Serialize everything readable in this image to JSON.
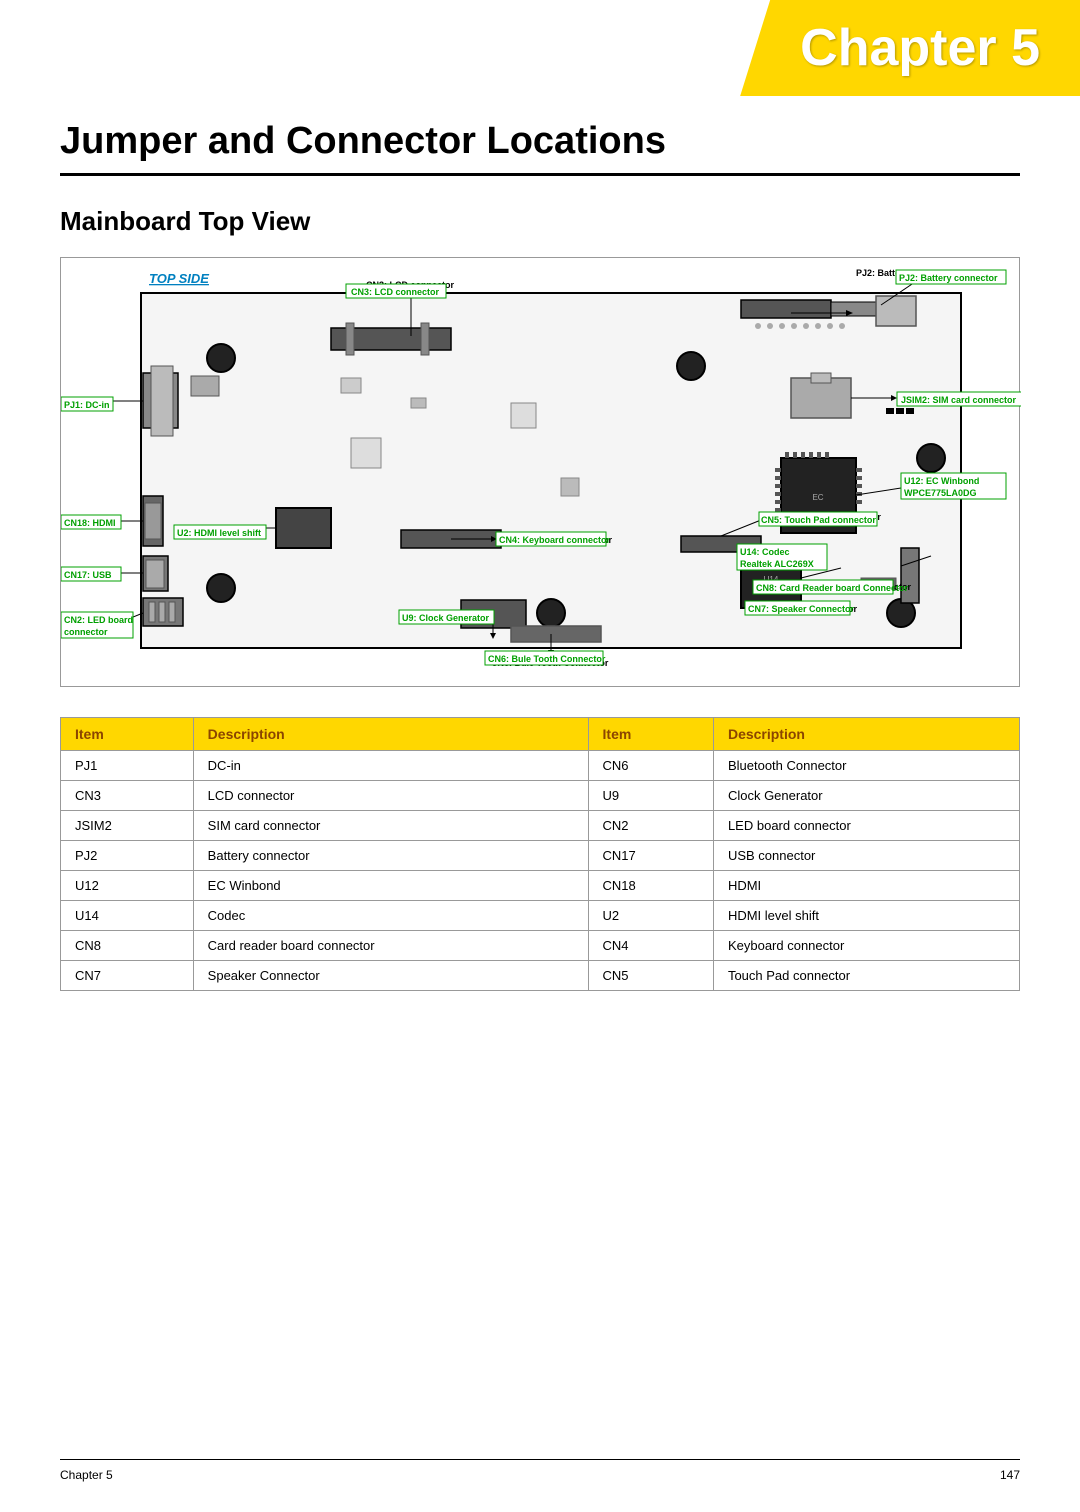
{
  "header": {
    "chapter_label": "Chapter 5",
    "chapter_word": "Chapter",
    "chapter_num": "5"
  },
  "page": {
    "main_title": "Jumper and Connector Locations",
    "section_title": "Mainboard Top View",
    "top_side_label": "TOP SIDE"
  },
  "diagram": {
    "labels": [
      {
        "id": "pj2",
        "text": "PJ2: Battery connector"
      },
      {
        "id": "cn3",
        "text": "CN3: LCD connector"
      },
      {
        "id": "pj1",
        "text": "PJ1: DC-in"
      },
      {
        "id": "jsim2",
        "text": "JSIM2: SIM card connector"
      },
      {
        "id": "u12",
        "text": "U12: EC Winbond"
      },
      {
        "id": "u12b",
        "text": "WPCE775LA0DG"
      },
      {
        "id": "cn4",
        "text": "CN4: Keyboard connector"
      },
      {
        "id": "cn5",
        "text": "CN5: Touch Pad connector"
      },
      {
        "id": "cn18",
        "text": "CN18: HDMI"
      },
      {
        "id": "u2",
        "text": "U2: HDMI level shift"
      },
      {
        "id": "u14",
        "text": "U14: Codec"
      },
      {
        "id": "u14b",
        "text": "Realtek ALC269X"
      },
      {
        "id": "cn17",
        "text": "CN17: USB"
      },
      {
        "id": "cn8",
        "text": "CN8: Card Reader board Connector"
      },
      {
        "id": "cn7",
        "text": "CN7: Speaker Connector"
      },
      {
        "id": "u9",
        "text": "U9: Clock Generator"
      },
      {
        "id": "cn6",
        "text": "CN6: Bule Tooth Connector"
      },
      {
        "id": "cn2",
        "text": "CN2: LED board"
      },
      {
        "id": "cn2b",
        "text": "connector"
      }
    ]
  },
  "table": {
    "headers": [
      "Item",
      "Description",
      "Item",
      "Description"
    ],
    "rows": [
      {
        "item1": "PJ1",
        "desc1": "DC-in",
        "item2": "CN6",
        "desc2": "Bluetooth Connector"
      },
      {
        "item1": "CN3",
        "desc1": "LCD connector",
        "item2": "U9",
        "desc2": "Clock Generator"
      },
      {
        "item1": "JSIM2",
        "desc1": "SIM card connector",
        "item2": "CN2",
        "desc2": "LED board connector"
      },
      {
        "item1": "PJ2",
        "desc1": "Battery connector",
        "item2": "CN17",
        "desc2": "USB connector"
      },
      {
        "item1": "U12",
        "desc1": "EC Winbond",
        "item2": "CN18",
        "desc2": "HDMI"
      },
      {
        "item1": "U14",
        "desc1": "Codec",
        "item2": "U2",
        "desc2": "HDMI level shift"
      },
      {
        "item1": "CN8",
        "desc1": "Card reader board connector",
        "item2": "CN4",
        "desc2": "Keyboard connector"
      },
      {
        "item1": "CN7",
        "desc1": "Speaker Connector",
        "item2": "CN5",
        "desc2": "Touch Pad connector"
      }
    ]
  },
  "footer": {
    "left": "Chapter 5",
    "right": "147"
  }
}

» YOUR INSTRUCTIONS
Select all lines in the listing that include the word "Generator".

» EXERCISE OUTPUT
        "text": "U9: Clock Generator"
        "desc2": "Clock Generator"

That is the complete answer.